Write out every line below that includes the word "allocation".

------------

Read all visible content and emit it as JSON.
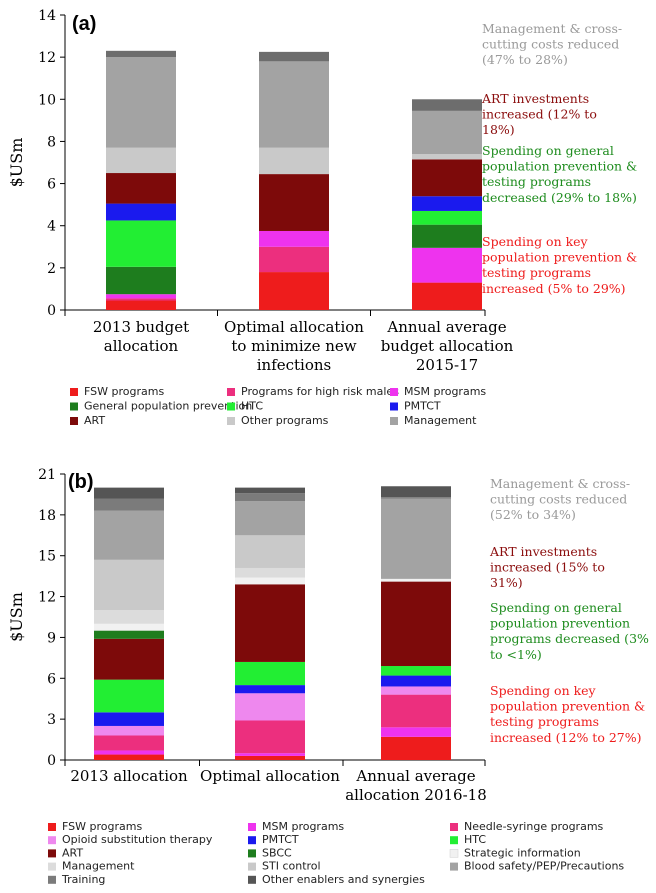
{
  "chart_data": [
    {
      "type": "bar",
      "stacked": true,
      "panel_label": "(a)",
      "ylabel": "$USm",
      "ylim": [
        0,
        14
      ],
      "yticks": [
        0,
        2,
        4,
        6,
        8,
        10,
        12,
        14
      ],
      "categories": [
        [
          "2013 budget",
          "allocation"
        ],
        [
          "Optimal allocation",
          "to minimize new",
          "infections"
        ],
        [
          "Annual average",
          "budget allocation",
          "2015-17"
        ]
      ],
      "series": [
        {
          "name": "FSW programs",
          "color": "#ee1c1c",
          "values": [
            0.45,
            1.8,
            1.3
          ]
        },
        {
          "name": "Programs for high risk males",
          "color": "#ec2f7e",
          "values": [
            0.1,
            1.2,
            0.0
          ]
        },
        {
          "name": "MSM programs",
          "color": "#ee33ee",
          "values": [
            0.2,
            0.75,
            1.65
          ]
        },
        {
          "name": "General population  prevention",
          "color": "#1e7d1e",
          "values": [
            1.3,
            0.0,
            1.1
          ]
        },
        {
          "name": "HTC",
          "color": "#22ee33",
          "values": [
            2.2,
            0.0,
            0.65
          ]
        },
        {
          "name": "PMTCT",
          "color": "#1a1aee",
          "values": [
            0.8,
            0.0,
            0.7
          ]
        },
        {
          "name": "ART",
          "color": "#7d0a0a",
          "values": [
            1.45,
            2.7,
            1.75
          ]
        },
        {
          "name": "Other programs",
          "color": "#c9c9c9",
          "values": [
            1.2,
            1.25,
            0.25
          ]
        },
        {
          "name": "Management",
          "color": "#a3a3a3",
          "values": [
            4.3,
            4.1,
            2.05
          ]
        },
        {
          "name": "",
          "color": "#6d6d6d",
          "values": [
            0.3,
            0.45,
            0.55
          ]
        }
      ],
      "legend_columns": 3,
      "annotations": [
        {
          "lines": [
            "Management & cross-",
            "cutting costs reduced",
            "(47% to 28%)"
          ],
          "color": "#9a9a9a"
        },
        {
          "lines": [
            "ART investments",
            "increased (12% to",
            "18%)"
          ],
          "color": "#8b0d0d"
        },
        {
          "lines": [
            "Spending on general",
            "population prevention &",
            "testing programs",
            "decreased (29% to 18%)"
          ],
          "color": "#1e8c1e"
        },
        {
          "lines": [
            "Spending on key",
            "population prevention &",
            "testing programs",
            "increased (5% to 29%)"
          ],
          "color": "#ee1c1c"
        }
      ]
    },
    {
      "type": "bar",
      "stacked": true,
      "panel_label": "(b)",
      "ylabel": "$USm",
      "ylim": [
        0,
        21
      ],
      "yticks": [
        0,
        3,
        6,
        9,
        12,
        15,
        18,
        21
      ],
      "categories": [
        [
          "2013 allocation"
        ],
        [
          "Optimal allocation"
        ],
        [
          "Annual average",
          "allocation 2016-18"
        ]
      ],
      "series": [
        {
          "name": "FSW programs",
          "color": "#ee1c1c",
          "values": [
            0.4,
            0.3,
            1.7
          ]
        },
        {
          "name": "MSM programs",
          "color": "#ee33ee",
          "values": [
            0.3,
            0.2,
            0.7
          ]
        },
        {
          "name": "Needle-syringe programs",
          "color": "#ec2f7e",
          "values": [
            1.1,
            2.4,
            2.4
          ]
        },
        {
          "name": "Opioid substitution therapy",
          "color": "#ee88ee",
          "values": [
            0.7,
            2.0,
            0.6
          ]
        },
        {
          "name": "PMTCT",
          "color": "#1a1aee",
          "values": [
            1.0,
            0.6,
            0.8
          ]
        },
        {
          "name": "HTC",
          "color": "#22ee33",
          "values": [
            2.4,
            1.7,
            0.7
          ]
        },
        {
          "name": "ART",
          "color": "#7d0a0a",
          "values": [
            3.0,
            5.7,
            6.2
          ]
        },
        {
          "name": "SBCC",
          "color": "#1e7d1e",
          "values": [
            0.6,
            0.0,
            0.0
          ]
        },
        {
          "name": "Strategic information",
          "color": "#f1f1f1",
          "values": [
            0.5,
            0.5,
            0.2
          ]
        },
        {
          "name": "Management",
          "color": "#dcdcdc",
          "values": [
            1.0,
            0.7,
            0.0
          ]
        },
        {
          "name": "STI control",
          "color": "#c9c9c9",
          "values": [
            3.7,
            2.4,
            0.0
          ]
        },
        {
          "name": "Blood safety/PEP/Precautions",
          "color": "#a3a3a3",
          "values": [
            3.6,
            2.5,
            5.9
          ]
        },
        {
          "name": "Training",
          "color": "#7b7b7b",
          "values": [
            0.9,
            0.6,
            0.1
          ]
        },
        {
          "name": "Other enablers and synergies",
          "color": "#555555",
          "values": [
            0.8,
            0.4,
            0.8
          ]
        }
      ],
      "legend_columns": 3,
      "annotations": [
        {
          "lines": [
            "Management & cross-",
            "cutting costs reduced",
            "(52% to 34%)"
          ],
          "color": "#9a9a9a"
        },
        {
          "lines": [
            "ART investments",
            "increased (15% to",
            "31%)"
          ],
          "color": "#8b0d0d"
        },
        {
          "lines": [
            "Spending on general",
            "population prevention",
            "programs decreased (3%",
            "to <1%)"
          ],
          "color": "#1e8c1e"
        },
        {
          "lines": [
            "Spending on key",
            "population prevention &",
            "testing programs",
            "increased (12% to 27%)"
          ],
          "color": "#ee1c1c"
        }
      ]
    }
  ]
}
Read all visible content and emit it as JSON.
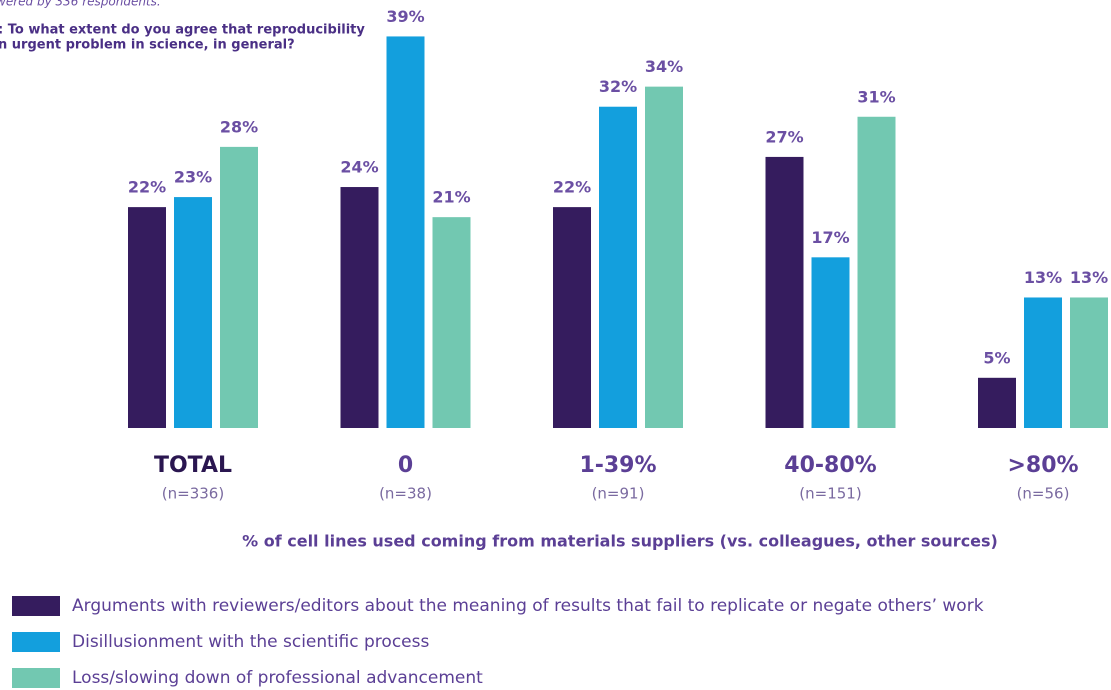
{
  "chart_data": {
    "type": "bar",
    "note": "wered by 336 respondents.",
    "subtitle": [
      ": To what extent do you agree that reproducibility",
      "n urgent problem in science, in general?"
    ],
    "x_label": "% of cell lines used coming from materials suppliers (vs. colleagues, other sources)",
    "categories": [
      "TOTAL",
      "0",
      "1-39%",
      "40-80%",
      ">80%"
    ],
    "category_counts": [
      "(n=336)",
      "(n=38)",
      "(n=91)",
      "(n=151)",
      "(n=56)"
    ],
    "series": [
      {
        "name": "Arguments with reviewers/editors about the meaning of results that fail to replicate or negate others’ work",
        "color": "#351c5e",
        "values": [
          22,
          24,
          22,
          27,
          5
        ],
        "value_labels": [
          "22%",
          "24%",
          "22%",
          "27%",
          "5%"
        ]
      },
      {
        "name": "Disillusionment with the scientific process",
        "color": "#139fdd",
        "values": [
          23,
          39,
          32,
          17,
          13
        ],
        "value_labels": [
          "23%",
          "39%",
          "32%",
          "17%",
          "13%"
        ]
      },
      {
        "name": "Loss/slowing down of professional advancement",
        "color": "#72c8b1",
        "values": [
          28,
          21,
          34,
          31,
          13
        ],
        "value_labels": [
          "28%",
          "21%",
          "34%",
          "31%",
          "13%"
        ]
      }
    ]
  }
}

------------

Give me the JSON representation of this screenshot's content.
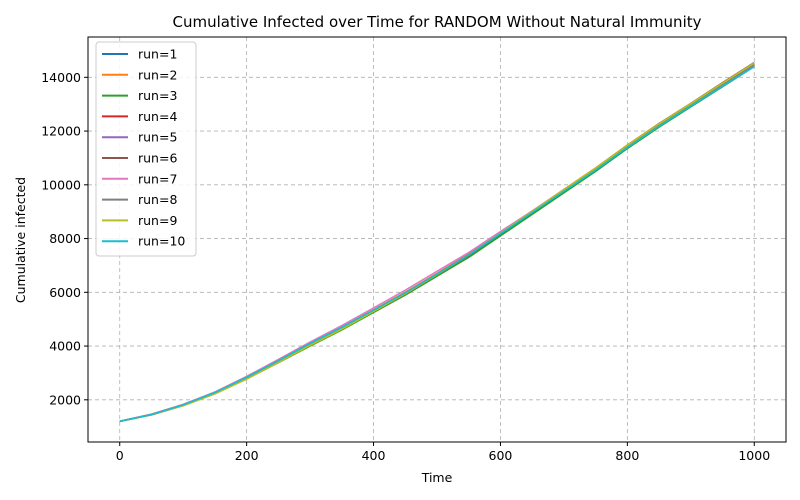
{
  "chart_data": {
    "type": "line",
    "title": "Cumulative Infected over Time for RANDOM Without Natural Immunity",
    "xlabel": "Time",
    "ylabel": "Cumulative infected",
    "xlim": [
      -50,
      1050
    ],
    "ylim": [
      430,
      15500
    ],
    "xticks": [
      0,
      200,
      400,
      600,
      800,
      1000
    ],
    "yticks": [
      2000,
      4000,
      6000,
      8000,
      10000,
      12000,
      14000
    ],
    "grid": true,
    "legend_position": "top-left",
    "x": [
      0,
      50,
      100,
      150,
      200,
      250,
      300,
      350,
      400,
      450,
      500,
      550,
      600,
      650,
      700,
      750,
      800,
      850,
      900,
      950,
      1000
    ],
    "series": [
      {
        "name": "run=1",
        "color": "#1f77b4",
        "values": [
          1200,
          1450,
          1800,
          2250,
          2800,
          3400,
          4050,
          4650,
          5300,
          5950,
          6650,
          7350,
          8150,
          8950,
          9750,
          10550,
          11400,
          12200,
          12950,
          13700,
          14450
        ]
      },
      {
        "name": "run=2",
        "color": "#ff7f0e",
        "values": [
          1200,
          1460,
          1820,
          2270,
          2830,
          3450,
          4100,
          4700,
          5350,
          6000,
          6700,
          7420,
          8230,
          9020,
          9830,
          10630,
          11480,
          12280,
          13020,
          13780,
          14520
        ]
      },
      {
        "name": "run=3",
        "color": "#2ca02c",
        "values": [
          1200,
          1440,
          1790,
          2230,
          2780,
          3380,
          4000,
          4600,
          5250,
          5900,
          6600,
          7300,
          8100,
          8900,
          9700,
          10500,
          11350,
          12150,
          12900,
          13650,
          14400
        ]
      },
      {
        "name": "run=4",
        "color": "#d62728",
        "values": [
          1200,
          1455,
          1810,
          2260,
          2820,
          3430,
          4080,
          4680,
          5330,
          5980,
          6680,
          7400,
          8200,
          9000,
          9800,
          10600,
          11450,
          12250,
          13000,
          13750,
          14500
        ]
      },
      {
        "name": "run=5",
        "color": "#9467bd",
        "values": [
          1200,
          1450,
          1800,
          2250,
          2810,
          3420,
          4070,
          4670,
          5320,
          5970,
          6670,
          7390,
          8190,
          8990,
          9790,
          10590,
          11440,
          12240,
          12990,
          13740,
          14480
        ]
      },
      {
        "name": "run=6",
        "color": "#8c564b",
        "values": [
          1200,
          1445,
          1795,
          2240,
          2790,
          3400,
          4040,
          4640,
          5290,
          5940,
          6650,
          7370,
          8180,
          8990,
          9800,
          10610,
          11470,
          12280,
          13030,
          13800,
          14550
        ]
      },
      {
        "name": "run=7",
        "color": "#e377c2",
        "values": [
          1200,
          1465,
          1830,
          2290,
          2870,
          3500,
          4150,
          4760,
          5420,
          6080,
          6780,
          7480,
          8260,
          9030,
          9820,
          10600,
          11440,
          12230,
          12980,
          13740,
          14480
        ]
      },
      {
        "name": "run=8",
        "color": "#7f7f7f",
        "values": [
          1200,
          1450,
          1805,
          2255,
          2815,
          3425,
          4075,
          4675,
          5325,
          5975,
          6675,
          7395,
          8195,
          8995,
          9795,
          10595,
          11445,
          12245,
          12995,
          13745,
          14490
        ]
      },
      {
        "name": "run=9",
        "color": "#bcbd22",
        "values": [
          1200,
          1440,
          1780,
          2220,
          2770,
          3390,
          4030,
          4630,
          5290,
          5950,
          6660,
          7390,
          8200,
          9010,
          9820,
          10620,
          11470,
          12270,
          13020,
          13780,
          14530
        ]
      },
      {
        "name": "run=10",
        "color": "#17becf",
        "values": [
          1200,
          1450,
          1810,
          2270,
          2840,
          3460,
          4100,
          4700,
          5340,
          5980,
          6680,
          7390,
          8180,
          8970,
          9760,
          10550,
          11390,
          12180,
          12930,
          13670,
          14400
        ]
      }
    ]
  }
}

------------

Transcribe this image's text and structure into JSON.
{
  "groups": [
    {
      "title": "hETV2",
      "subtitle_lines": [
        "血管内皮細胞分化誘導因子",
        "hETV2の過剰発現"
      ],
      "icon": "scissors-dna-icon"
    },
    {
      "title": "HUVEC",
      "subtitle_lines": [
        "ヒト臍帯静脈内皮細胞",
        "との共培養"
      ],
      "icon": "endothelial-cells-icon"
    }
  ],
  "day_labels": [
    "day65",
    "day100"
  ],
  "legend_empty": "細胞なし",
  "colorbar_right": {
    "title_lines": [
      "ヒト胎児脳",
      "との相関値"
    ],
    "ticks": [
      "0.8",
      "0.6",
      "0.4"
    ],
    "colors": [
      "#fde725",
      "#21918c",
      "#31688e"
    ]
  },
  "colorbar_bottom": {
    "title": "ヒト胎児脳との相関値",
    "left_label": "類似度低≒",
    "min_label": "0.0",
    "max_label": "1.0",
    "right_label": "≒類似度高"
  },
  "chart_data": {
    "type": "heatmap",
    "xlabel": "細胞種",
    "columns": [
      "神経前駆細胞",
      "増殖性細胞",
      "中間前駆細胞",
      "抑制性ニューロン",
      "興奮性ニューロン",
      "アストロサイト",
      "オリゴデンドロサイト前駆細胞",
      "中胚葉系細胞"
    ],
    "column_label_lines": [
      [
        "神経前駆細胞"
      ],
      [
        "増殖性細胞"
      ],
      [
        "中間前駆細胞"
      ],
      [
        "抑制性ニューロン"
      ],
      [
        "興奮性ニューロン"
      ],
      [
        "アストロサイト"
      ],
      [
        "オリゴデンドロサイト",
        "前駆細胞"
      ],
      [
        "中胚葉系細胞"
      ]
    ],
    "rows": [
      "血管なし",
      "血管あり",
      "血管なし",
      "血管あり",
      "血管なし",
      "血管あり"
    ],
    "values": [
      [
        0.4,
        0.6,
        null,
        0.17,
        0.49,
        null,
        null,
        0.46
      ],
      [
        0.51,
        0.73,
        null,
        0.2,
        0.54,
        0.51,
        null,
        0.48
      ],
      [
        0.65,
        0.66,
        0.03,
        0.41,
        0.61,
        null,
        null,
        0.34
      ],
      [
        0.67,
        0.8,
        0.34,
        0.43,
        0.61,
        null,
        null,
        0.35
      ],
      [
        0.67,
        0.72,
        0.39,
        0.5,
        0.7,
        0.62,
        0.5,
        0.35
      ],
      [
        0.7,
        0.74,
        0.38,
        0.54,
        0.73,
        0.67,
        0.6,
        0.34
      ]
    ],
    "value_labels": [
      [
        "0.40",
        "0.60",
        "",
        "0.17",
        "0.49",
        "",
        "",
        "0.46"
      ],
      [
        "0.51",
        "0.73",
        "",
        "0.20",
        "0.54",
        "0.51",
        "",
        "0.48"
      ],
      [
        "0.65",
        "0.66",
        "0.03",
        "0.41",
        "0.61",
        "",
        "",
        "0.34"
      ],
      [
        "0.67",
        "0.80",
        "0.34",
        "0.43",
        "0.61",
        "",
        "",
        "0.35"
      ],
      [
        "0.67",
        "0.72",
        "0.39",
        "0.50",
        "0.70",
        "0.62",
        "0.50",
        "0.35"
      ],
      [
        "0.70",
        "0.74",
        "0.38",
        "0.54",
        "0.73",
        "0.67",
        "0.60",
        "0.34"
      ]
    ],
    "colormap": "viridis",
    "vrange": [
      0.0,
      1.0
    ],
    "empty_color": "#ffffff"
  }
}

------------

Solution to this exercise:
          "allocation"
          "Optimal allocation",
          "budget allocation",
          "2013 allocation"
          "Optimal allocation"
          "allocation 2016-18"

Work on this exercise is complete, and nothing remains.